What is expected: Extract all lines in the data that contain the word "this".

Source records:
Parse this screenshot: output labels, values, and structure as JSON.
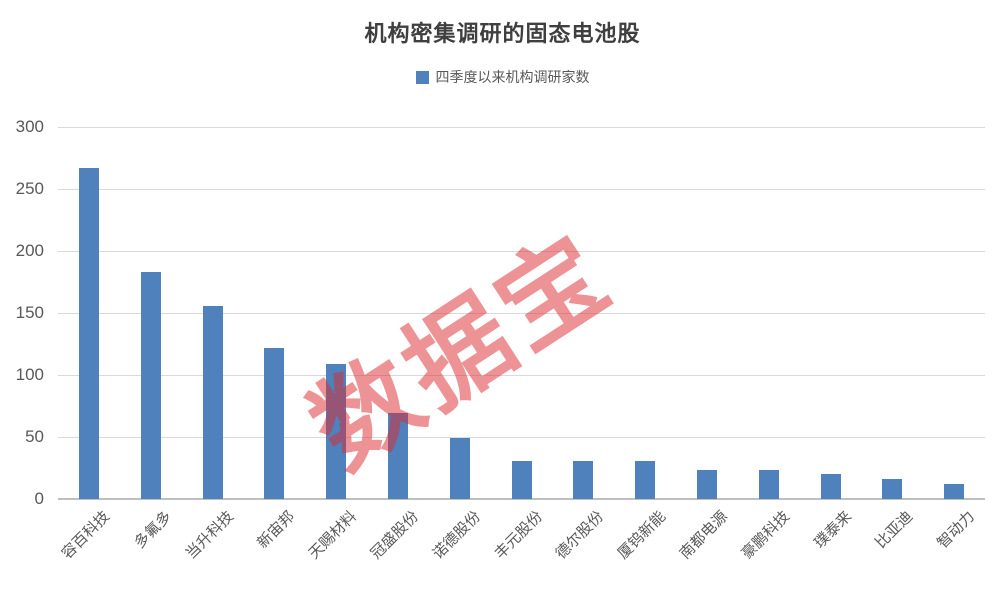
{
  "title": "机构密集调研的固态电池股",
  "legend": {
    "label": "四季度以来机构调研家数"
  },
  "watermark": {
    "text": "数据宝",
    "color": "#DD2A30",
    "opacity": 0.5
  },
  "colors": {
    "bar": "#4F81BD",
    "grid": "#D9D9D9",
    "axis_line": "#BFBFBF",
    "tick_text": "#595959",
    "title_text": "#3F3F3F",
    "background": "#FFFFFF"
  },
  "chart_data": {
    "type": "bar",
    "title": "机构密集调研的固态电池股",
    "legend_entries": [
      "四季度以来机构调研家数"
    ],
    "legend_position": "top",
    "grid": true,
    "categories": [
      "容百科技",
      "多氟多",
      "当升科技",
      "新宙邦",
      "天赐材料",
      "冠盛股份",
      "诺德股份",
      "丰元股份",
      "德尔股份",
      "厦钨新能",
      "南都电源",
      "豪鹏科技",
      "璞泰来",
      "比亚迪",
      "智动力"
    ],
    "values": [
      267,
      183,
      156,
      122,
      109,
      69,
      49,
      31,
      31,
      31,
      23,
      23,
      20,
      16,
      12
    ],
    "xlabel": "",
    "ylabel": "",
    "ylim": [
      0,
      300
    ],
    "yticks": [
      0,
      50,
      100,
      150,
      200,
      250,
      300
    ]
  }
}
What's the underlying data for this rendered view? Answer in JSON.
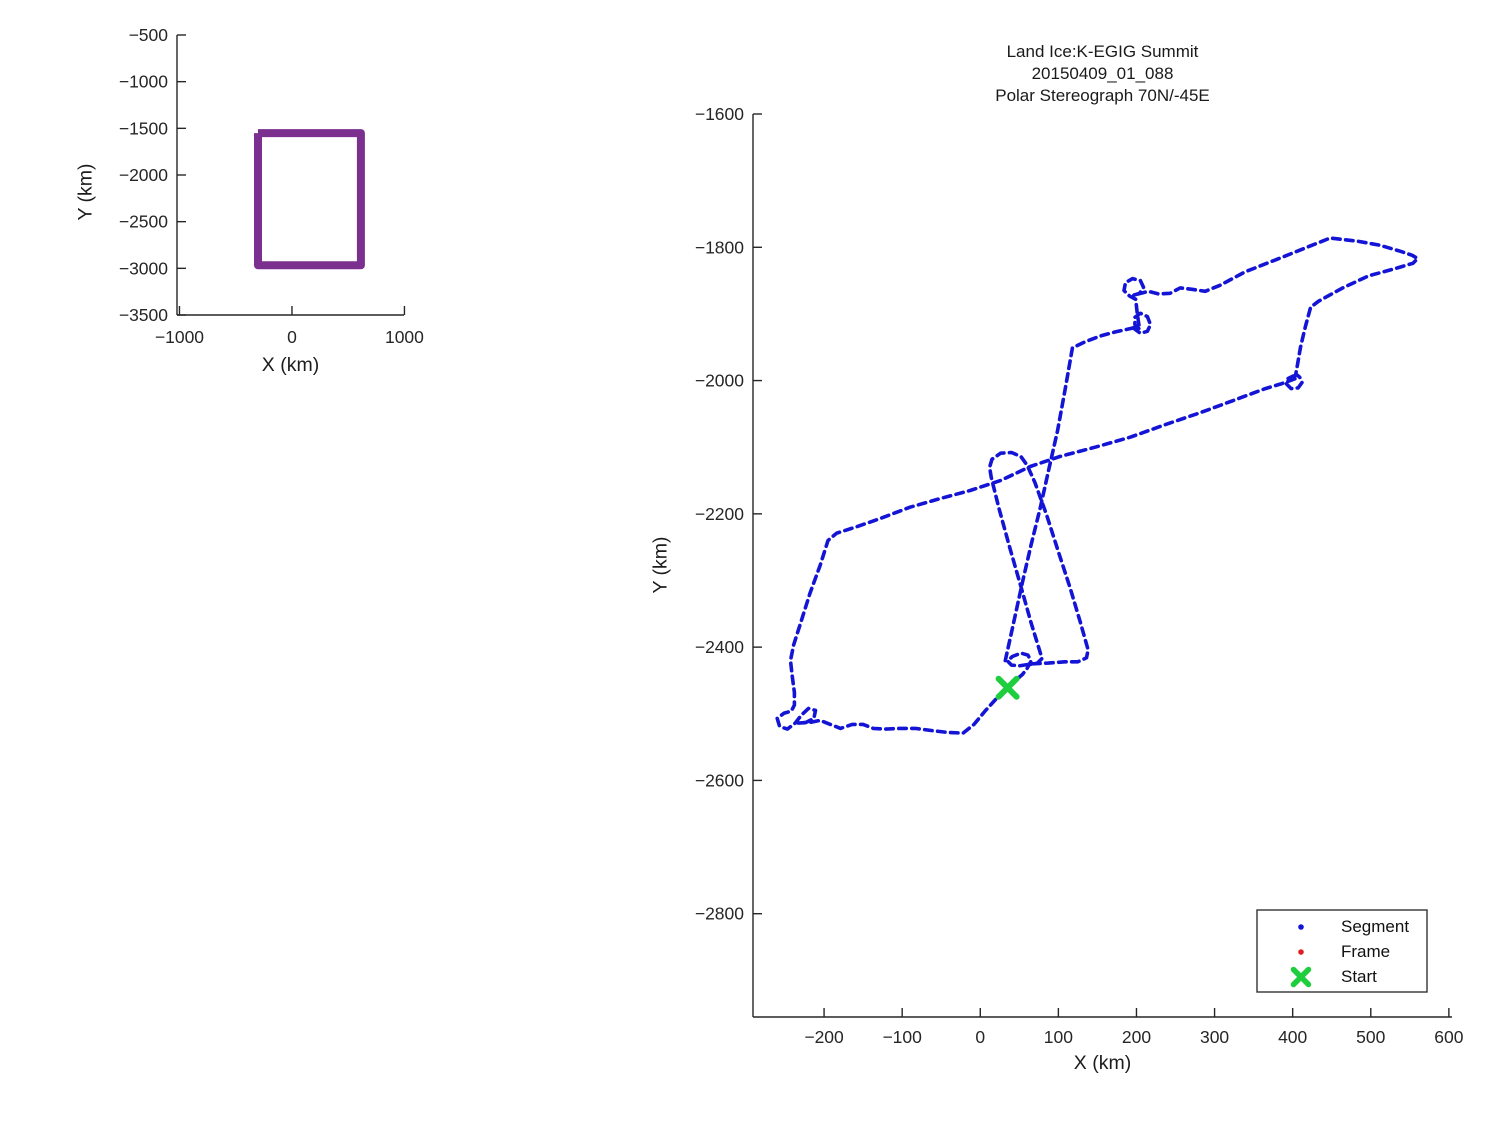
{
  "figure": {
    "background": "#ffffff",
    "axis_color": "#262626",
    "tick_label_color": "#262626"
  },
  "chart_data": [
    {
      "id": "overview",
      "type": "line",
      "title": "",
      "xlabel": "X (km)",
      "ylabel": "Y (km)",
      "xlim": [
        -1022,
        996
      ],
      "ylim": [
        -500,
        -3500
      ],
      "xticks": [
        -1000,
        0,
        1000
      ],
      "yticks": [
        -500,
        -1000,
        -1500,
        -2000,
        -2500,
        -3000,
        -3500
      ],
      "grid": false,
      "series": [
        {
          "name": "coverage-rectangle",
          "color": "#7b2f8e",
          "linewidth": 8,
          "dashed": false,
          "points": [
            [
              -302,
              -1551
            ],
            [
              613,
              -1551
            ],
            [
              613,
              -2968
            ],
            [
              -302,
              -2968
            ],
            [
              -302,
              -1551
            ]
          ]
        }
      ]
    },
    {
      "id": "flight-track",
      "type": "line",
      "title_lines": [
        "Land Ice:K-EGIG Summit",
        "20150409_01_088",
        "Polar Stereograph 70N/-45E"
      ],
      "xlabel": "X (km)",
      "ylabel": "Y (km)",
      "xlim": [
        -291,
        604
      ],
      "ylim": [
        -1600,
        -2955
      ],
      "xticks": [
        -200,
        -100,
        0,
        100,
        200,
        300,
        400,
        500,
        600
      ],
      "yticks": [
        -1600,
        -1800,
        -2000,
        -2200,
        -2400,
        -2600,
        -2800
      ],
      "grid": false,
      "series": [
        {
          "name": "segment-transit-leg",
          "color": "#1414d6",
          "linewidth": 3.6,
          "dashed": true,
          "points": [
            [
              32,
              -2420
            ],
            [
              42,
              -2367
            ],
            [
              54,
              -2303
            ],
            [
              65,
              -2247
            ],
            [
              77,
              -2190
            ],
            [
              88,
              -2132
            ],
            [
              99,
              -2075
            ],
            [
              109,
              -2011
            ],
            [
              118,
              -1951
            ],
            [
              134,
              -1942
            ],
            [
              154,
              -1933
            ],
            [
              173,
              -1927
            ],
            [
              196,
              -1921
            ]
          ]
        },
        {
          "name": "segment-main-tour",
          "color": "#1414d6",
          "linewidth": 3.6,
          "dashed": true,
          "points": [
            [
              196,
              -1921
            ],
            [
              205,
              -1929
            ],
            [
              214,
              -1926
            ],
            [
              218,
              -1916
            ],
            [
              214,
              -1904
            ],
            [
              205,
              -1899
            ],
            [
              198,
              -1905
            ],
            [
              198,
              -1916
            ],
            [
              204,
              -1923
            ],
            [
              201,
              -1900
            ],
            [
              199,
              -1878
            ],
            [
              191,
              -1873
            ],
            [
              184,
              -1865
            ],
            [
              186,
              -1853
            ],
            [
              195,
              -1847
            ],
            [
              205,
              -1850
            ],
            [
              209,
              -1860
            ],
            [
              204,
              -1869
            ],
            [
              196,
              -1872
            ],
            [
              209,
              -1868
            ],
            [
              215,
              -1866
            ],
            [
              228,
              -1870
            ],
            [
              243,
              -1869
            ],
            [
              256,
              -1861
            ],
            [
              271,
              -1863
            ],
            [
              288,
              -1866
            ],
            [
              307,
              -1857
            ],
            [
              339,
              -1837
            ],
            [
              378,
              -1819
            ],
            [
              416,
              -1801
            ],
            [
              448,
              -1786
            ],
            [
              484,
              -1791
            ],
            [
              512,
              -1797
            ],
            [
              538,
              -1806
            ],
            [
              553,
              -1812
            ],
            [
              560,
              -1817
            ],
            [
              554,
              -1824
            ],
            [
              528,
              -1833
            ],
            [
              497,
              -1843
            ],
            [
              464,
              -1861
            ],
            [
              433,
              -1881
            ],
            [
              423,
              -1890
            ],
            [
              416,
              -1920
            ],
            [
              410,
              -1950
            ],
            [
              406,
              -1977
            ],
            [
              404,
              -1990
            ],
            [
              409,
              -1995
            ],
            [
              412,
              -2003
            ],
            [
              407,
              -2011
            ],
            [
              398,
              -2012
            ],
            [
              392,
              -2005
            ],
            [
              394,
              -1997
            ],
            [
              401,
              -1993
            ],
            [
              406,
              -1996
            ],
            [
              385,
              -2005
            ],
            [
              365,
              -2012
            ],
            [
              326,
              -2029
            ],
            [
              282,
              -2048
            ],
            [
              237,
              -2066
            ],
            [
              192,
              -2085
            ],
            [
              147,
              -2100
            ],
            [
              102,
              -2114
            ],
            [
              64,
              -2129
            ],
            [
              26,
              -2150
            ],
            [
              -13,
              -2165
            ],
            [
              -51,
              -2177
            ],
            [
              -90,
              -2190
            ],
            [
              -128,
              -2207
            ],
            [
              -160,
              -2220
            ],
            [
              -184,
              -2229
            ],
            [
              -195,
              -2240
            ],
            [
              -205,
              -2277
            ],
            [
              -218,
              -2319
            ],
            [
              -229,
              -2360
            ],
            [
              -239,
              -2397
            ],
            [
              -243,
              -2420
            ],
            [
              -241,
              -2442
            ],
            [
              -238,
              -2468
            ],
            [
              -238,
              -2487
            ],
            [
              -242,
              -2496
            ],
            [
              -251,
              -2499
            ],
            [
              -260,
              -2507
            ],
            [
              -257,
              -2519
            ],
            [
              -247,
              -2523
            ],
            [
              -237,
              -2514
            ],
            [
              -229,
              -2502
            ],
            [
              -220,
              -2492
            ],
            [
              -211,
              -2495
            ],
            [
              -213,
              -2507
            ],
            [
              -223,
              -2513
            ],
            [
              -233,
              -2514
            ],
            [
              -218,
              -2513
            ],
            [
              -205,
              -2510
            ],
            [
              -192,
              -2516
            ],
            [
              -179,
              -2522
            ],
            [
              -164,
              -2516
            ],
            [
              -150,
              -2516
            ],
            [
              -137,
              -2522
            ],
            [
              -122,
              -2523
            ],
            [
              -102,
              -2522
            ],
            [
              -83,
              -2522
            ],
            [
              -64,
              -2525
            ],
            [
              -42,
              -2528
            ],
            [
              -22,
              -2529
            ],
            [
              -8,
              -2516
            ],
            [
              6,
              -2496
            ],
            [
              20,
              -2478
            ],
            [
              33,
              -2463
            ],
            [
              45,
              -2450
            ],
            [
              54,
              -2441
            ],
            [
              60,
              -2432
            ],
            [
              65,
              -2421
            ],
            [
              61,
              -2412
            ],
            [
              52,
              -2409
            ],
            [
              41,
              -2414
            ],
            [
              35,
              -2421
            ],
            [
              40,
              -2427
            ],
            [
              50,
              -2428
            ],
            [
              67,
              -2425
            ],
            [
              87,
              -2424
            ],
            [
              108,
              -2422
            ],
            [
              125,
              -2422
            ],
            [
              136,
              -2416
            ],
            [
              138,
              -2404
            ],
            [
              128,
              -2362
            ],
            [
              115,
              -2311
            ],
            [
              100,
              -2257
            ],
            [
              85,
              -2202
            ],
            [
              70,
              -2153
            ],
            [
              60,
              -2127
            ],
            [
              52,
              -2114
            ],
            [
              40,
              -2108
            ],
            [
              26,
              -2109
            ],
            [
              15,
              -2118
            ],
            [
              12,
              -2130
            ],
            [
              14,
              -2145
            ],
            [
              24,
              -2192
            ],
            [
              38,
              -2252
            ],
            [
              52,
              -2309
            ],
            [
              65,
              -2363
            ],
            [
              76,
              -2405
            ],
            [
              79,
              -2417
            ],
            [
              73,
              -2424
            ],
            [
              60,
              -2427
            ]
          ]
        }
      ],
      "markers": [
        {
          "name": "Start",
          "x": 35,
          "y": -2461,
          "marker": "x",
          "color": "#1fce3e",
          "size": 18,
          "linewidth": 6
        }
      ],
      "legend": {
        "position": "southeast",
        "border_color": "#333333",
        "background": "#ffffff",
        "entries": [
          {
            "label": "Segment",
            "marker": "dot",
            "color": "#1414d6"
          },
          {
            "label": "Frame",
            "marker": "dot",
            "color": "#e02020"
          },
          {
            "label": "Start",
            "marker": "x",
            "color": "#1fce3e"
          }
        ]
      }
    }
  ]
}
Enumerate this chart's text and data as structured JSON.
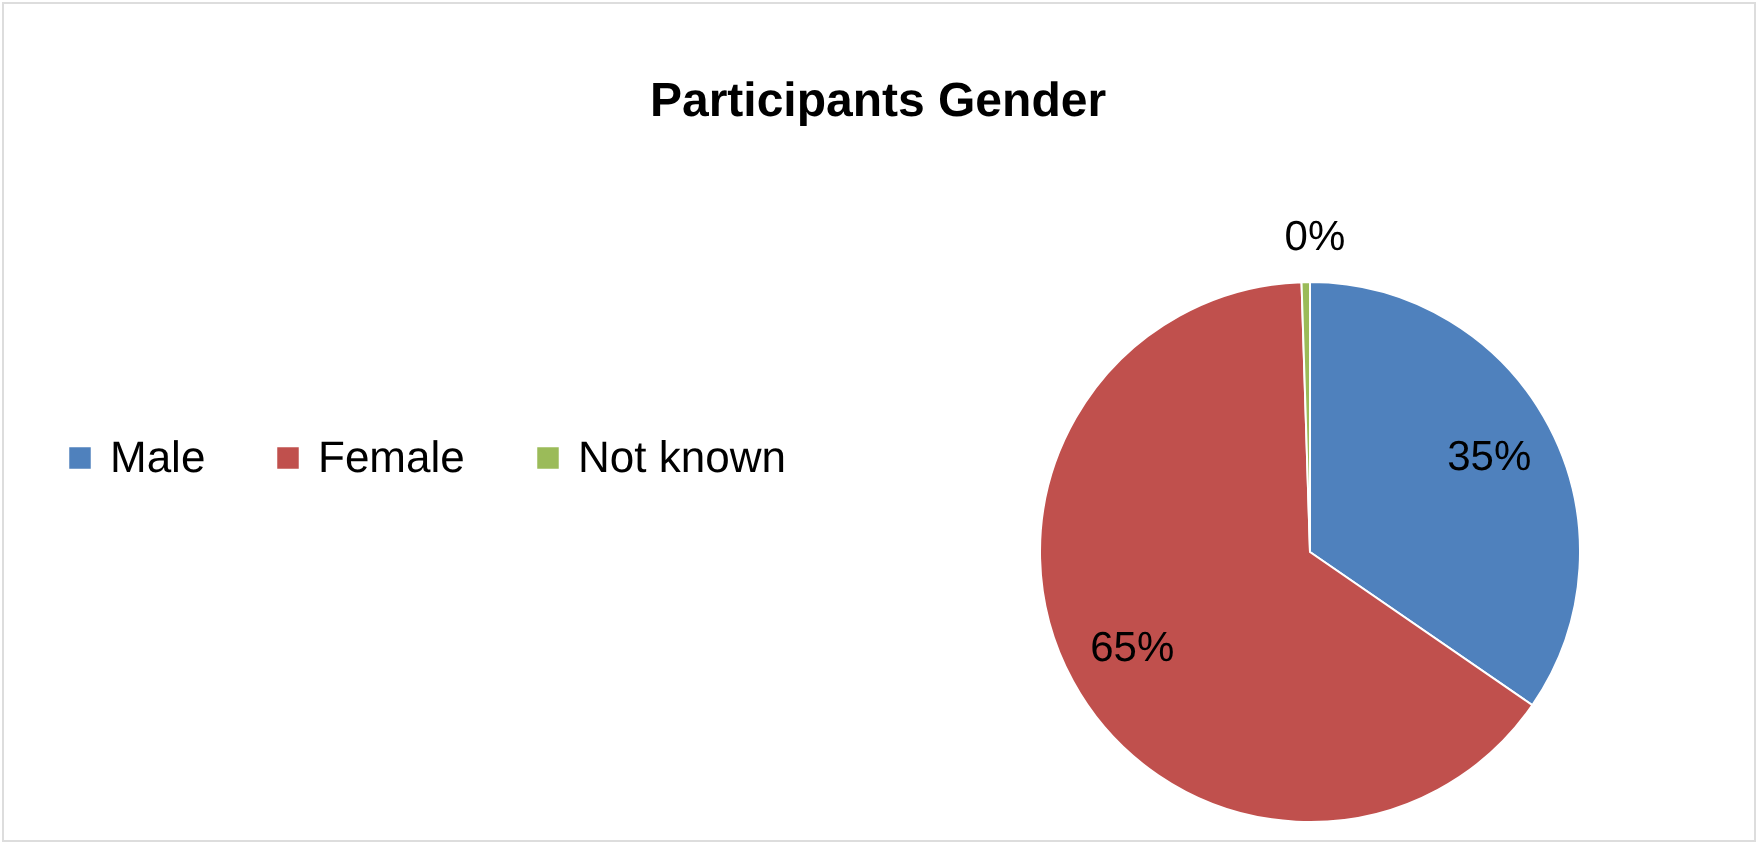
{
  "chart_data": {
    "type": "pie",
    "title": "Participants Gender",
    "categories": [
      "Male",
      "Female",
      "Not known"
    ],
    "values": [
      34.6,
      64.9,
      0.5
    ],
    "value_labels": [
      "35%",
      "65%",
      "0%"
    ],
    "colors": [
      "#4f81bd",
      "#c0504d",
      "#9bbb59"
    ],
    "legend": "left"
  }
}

Result:
Parse this screenshot: output labels, values, and structure as JSON.
What's the underlying data for this rendered view? Answer in JSON.
Enumerate this chart's text and data as structured JSON.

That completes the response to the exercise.